(begin)

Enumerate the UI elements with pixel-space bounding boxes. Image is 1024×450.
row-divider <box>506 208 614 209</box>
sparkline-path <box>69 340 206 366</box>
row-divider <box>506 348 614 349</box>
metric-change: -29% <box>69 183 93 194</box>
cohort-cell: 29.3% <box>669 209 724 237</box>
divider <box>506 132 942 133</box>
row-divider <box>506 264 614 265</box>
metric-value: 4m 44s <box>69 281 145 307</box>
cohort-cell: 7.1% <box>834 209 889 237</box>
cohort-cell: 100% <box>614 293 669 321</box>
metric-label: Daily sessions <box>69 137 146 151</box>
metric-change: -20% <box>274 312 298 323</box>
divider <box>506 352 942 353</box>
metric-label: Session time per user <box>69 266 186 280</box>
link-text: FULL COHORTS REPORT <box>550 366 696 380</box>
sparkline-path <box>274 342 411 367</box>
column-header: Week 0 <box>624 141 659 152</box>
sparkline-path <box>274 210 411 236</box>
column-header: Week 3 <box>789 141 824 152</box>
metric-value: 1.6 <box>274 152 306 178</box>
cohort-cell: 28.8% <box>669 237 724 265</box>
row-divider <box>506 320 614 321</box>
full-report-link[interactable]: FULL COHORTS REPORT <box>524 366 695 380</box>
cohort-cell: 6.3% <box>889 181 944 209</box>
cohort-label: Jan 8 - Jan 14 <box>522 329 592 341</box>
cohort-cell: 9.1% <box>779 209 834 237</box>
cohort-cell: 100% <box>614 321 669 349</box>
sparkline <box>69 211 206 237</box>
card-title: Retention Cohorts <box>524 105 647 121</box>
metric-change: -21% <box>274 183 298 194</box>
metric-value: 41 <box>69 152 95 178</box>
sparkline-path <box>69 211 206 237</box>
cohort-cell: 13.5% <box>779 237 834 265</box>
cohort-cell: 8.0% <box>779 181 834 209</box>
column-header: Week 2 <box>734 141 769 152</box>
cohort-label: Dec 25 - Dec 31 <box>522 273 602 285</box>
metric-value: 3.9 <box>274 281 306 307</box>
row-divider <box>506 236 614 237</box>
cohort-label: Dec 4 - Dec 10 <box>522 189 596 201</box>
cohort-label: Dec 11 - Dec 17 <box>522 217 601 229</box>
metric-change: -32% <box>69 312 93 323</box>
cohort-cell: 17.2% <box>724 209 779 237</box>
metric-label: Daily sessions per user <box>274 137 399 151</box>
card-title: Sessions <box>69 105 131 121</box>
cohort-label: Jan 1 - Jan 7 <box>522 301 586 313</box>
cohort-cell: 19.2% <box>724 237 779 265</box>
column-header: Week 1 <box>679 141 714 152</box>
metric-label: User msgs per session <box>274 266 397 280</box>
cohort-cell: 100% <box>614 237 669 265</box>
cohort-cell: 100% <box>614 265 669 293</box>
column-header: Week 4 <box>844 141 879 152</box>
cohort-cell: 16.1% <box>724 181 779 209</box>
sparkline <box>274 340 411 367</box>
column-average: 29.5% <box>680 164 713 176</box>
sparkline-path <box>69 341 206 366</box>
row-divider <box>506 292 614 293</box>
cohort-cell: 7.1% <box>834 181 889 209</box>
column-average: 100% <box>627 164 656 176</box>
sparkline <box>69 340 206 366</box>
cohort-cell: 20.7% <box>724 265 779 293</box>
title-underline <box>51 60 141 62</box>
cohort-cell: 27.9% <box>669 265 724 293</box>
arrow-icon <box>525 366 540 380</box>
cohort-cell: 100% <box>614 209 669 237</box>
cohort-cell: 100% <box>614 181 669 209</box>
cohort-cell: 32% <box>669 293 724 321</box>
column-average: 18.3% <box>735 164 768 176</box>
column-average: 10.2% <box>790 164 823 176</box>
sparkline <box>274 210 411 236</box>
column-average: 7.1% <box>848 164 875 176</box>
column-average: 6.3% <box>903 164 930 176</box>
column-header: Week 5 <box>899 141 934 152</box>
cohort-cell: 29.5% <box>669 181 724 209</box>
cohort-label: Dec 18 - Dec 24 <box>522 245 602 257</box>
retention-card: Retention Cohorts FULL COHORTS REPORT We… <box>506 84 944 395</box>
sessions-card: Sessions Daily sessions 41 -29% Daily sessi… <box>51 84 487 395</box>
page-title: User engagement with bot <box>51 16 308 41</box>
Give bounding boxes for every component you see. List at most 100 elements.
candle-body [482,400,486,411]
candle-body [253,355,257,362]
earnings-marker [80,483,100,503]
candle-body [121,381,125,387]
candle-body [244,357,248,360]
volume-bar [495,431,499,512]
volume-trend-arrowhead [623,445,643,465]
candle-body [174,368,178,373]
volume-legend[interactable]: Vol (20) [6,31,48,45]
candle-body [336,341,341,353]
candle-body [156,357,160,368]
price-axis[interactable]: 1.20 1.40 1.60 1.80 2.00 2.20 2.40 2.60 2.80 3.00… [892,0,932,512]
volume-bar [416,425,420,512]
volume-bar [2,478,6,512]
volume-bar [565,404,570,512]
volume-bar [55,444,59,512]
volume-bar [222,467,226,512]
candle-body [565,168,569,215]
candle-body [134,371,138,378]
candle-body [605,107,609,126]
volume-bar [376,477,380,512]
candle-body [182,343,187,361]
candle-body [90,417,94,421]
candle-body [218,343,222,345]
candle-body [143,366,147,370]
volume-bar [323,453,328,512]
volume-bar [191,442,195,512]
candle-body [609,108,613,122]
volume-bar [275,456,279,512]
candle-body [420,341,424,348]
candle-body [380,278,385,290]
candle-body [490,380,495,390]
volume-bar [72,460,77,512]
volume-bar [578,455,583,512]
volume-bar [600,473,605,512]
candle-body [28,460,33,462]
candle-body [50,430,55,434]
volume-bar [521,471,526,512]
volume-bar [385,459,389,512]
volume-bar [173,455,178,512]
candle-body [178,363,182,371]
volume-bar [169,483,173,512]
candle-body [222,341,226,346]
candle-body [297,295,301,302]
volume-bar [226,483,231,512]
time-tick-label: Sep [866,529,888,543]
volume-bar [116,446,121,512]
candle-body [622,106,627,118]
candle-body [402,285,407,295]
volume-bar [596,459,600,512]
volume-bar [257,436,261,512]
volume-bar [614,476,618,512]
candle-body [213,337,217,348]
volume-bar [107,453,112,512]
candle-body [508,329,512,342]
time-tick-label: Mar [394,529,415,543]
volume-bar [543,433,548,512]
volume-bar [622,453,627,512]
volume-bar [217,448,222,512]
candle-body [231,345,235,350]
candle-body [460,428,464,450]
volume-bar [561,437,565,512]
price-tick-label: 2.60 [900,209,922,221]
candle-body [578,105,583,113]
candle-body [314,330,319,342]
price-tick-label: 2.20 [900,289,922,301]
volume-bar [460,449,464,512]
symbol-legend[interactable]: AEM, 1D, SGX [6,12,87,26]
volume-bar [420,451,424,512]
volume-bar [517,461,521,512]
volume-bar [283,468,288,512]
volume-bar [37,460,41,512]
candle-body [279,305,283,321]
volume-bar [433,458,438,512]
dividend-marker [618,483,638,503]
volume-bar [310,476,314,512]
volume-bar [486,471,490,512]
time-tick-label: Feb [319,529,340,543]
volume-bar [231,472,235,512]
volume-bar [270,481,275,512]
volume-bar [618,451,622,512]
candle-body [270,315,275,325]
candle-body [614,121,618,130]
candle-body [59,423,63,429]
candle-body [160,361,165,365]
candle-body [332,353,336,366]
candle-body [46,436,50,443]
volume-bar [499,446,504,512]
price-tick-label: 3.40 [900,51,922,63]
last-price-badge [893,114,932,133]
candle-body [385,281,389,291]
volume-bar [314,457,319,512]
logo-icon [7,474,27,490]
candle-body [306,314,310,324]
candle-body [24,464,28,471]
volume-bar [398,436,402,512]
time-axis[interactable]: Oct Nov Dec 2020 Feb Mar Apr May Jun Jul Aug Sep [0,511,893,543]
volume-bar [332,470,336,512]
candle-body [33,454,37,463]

(end)

- [TASK DIRECTIONS] Present the records from their first line through the line containing "cohort-label: Jan 1" as a JSON list of strings, including both ends, with one string per line and blank lines omitted.

- [SOLUTION TO THIS TASK]
[
  "Enumerate the UI elements with pixel-space bounding boxes. Image is 1024×450.",
  "row-divider <box>506 208 614 209</box>",
  "sparkline-path <box>69 340 206 366</box>",
  "row-divider <box>506 348 614 349</box>",
  "metric-change: -29% <box>69 183 93 194</box>",
  "cohort-cell: 29.3% <box>669 209 724 237</box>",
  "divider <box>506 132 942 133</box>",
  "row-divider <box>506 264 614 265</box>",
  "metric-value: 4m 44s <box>69 281 145 307</box>",
  "cohort-cell: 7.1% <box>834 209 889 237</box>",
  "cohort-cell: 100% <box>614 293 669 321</box>",
  "metric-label: Daily sessions <box>69 137 146 151</box>",
  "metric-change: -20% <box>274 312 298 323</box>",
  "divider <box>506 352 942 353</box>",
  "metric-label: Session time per user <box>69 266 186 280</box>",
  "link-text: FULL COHORTS REPORT <box>550 366 696 380</box>",
  "sparkline-path <box>274 342 411 367</box>",
  "column-header: Week 0 <box>624 141 659 152</box>",
  "sparkline-path <box>274 210 411 236</box>",
  "column-header: Week 3 <box>789 141 824 152</box>",
  "metric-value: 1.6 <box>274 152 306 178</box>",
  "cohort-cell: 28.8% <box>669 237 724 265</box>",
  "row-divider <box>506 320 614 321</box>",
  "full-report-link[interactable]: FULL COHORTS REPORT <box>524 366 695 380</box>",
  "cohort-cell: 6.3% <box>889 181 944 209</box>",
  "cohort-label: Jan 8 - Jan 14 <box>522 329 592 341</box>",
  "cohort-cell: 9.1% <box>779 209 834 237</box>",
  "cohort-cell: 100% <box>614 321 669 349</box>",
  "sparkline <box>69 211 206 237</box>",
  "card-title: Retention Cohorts <box>524 105 647 121</box>",
  "metric-change: -21% <box>274 183 298 194</box>",
  "metric-value: 41 <box>69 152 95 178</box>",
  "sparkline-path <box>69 211 206 237</box>",
  "cohort-cell: 13.5% <box>779 237 834 265</box>",
  "cohort-cell: 8.0% <box>779 181 834 209</box>",
  "column-header: Week 2 <box>734 141 769 152</box>",
  "cohort-label: Dec 25 - Dec 31 <box>522 273 602 285</box>",
  "metric-value: 3.9 <box>274 281 306 307</box>",
  "row-divider <box>506 236 614 237</box>",
  "cohort-label: Dec 4 - Dec 10 <box>522 189 596 201</box>",
  "cohort-label: Dec 11 - Dec 17 <box>522 217 601 229</box>",
  "metric-change: -32% <box>69 312 93 323</box>",
  "cohort-cell: 17.2% <box>724 209 779 237</box>",
  "metric-label: Daily sessions per user <box>274 137 399 151</box>",
  "card-title: Sessions <box>69 105 131 121</box>",
  "cohort-label: Jan 1 - Jan 7 <box>522 301 586 313</box>"
]